• _Information shown_:
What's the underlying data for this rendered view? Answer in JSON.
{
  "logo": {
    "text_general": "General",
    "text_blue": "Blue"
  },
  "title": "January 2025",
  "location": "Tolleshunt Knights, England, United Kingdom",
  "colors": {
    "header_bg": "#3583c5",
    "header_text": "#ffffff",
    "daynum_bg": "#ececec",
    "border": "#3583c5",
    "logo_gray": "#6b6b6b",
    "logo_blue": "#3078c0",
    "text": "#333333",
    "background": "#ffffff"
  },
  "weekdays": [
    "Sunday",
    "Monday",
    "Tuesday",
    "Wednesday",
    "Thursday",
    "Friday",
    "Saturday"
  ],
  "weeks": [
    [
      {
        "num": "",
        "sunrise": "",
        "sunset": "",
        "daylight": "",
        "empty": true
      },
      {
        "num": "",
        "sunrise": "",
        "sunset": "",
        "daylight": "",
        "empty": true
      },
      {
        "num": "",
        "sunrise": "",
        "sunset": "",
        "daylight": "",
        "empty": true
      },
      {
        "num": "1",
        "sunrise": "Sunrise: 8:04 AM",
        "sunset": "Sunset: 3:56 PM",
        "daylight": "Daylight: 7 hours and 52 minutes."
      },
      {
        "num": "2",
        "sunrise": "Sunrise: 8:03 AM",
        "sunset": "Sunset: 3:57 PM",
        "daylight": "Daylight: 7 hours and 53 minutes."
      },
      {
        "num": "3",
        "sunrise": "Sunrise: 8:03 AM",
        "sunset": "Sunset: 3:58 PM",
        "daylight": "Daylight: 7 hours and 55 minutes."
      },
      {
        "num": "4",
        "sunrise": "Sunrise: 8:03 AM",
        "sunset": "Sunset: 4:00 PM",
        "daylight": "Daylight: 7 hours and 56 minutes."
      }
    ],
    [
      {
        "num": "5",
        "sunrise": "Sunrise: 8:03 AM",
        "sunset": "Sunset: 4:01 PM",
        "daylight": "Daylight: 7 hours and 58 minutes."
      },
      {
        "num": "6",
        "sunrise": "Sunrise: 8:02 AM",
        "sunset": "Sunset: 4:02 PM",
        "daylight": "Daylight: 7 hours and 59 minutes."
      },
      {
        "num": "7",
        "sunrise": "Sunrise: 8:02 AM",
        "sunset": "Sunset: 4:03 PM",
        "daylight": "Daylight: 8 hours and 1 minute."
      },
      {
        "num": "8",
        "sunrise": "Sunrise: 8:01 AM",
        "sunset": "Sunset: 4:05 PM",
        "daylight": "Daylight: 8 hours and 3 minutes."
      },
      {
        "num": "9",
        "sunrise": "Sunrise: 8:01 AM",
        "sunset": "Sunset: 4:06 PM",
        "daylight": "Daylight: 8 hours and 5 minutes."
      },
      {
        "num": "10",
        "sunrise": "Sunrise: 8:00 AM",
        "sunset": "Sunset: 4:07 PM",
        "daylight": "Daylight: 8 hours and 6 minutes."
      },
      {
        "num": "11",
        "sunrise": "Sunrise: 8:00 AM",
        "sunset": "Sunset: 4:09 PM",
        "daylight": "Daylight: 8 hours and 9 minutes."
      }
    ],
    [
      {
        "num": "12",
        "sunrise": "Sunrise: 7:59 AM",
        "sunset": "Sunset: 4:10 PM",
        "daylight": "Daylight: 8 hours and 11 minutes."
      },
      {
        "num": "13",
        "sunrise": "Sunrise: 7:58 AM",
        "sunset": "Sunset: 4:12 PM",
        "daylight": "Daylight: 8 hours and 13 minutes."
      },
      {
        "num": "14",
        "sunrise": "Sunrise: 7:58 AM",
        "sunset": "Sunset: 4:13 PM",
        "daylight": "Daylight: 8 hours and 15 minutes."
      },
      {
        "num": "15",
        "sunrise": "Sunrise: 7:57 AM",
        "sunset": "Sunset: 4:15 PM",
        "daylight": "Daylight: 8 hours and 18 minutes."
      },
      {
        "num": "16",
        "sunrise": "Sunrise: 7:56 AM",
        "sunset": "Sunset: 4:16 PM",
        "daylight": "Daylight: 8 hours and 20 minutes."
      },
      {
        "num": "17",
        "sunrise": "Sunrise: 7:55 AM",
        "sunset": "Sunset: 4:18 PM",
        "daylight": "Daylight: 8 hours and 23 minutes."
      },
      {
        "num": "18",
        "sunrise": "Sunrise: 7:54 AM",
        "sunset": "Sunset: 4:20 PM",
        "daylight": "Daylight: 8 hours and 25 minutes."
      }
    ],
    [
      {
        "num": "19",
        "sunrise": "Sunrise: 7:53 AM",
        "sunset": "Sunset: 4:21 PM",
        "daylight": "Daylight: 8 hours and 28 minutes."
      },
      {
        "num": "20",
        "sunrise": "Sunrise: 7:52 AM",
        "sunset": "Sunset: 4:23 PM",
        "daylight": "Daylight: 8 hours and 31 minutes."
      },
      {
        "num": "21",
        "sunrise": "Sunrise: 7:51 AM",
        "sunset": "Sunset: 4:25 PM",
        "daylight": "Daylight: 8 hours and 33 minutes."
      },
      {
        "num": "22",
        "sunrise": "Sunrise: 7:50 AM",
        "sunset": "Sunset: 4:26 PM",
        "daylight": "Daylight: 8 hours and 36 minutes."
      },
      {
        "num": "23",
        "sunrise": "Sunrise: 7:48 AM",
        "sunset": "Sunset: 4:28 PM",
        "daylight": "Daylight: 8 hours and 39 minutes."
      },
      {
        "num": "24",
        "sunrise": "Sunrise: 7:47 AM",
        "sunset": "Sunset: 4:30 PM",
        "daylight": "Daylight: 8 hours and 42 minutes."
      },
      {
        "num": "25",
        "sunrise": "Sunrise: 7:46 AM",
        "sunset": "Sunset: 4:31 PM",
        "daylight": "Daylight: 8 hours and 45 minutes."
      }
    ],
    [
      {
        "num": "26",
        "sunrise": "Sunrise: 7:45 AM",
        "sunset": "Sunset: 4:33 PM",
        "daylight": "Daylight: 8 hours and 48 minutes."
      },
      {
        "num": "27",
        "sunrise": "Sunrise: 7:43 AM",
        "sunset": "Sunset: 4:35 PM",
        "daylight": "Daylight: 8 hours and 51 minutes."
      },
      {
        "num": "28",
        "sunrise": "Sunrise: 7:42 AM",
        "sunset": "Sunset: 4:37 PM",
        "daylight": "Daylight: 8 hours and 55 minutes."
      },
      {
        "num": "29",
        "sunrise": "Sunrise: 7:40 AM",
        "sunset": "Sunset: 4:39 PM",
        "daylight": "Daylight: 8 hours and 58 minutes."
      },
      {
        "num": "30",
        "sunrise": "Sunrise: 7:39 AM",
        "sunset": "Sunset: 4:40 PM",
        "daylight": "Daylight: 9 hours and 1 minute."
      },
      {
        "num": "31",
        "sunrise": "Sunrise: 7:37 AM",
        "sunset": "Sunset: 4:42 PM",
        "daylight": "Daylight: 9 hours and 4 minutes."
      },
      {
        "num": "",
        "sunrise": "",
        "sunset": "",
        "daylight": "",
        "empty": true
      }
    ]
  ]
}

• _Short exercise_:
Using the entries above, return each line that includes the word "ffffff".

• _Exercise response_:
    "header_text": "#ffffff",
    "background": "#ffffff"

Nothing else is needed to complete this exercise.